→ **Written task**: Below are the records; copy each line in them that holds the word "JSON".
===== Materials provided
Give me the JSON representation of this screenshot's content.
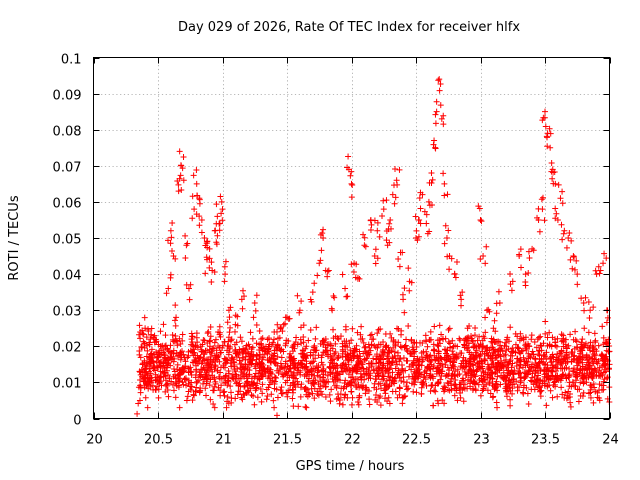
{
  "chart_data": {
    "type": "scatter",
    "title": "Day 029 of 2026, Rate Of TEC Index for receiver hlfx",
    "xlabel": "GPS time / hours",
    "ylabel": "ROTI / TECUs",
    "xlim": [
      20,
      24
    ],
    "ylim": [
      0,
      0.1
    ],
    "xticks": [
      20,
      20.5,
      21,
      21.5,
      22,
      22.5,
      23,
      23.5,
      24
    ],
    "xtick_labels": [
      "20",
      "20.5",
      "21",
      "21.5",
      "22",
      "22.5",
      "23",
      "23.5",
      "24"
    ],
    "yticks": [
      0,
      0.01,
      0.02,
      0.03,
      0.04,
      0.05,
      0.06,
      0.07,
      0.08,
      0.09,
      0.1
    ],
    "ytick_labels": [
      "0",
      "0.01",
      "0.02",
      "0.03",
      "0.04",
      "0.05",
      "0.06",
      "0.07",
      "0.08",
      "0.09",
      "0.1"
    ],
    "grid": true,
    "marker": "+",
    "marker_color": "#ff0000",
    "series": [
      {
        "name": "ROTI",
        "x_range": [
          20.35,
          24.0
        ],
        "points": [
          [
            20.36,
            0.005
          ],
          [
            20.38,
            0.015
          ],
          [
            20.4,
            0.025
          ],
          [
            20.42,
            0.012
          ],
          [
            20.45,
            0.018
          ],
          [
            20.48,
            0.008
          ],
          [
            20.52,
            0.02
          ],
          [
            20.55,
            0.014
          ],
          [
            20.58,
            0.036
          ],
          [
            20.6,
            0.052
          ],
          [
            20.62,
            0.045
          ],
          [
            20.64,
            0.028
          ],
          [
            20.66,
            0.063
          ],
          [
            20.68,
            0.07
          ],
          [
            20.7,
            0.066
          ],
          [
            20.72,
            0.048
          ],
          [
            20.74,
            0.036
          ],
          [
            20.76,
            0.022
          ],
          [
            20.78,
            0.058
          ],
          [
            20.8,
            0.065
          ],
          [
            20.82,
            0.061
          ],
          [
            20.84,
            0.055
          ],
          [
            20.86,
            0.05
          ],
          [
            20.88,
            0.044
          ],
          [
            20.9,
            0.047
          ],
          [
            20.92,
            0.041
          ],
          [
            20.94,
            0.052
          ],
          [
            20.96,
            0.056
          ],
          [
            20.98,
            0.054
          ],
          [
            21.0,
            0.058
          ],
          [
            21.02,
            0.04
          ],
          [
            21.05,
            0.03
          ],
          [
            21.1,
            0.026
          ],
          [
            21.15,
            0.033
          ],
          [
            21.2,
            0.018
          ],
          [
            21.25,
            0.032
          ],
          [
            21.3,
            0.022
          ],
          [
            21.35,
            0.014
          ],
          [
            21.4,
            0.003
          ],
          [
            21.45,
            0.025
          ],
          [
            21.5,
            0.028
          ],
          [
            21.55,
            0.012
          ],
          [
            21.6,
            0.03
          ],
          [
            21.65,
            0.02
          ],
          [
            21.7,
            0.035
          ],
          [
            21.75,
            0.043
          ],
          [
            21.78,
            0.05
          ],
          [
            21.8,
            0.041
          ],
          [
            21.85,
            0.03
          ],
          [
            21.9,
            0.022
          ],
          [
            21.95,
            0.036
          ],
          [
            21.98,
            0.069
          ],
          [
            22.0,
            0.065
          ],
          [
            22.02,
            0.043
          ],
          [
            22.05,
            0.039
          ],
          [
            22.1,
            0.048
          ],
          [
            22.15,
            0.055
          ],
          [
            22.18,
            0.045
          ],
          [
            22.2,
            0.052
          ],
          [
            22.25,
            0.058
          ],
          [
            22.28,
            0.048
          ],
          [
            22.3,
            0.055
          ],
          [
            22.32,
            0.062
          ],
          [
            22.35,
            0.066
          ],
          [
            22.38,
            0.046
          ],
          [
            22.4,
            0.033
          ],
          [
            22.45,
            0.038
          ],
          [
            22.5,
            0.05
          ],
          [
            22.52,
            0.055
          ],
          [
            22.55,
            0.062
          ],
          [
            22.58,
            0.054
          ],
          [
            22.6,
            0.06
          ],
          [
            22.62,
            0.068
          ],
          [
            22.64,
            0.077
          ],
          [
            22.66,
            0.085
          ],
          [
            22.68,
            0.094
          ],
          [
            22.7,
            0.083
          ],
          [
            22.72,
            0.065
          ],
          [
            22.74,
            0.05
          ],
          [
            22.76,
            0.045
          ],
          [
            22.8,
            0.04
          ],
          [
            22.85,
            0.033
          ],
          [
            22.9,
            0.025
          ],
          [
            22.95,
            0.02
          ],
          [
            23.0,
            0.055
          ],
          [
            23.02,
            0.045
          ],
          [
            23.05,
            0.03
          ],
          [
            23.1,
            0.025
          ],
          [
            23.15,
            0.032
          ],
          [
            23.2,
            0.02
          ],
          [
            23.25,
            0.038
          ],
          [
            23.3,
            0.045
          ],
          [
            23.35,
            0.04
          ],
          [
            23.4,
            0.047
          ],
          [
            23.45,
            0.055
          ],
          [
            23.48,
            0.058
          ],
          [
            23.5,
            0.085
          ],
          [
            23.52,
            0.079
          ],
          [
            23.54,
            0.075
          ],
          [
            23.56,
            0.069
          ],
          [
            23.58,
            0.065
          ],
          [
            23.6,
            0.055
          ],
          [
            23.62,
            0.061
          ],
          [
            23.65,
            0.052
          ],
          [
            23.68,
            0.05
          ],
          [
            23.72,
            0.045
          ],
          [
            23.75,
            0.04
          ],
          [
            23.8,
            0.032
          ],
          [
            23.85,
            0.03
          ],
          [
            23.9,
            0.04
          ],
          [
            23.95,
            0.043
          ],
          [
            23.98,
            0.03
          ],
          [
            24.0,
            0.015
          ]
        ],
        "baseline_band": [
          0.003,
          0.03
        ]
      }
    ]
  }
}
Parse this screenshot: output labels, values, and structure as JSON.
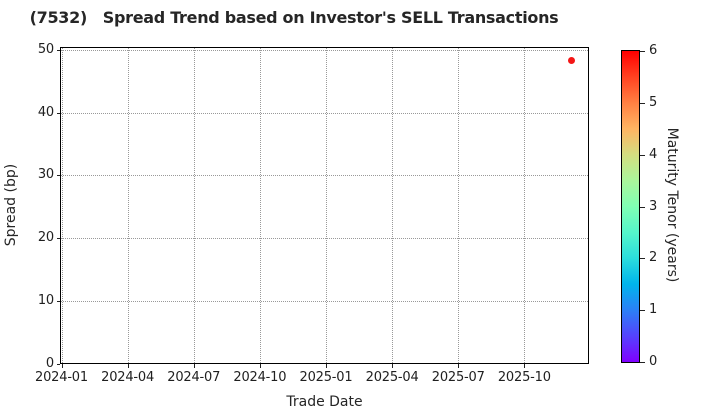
==========
→ **Finished answer**:
Give me the JSON representation of this screenshot's content.
Parse this screenshot: output labels, values, and structure as JSON.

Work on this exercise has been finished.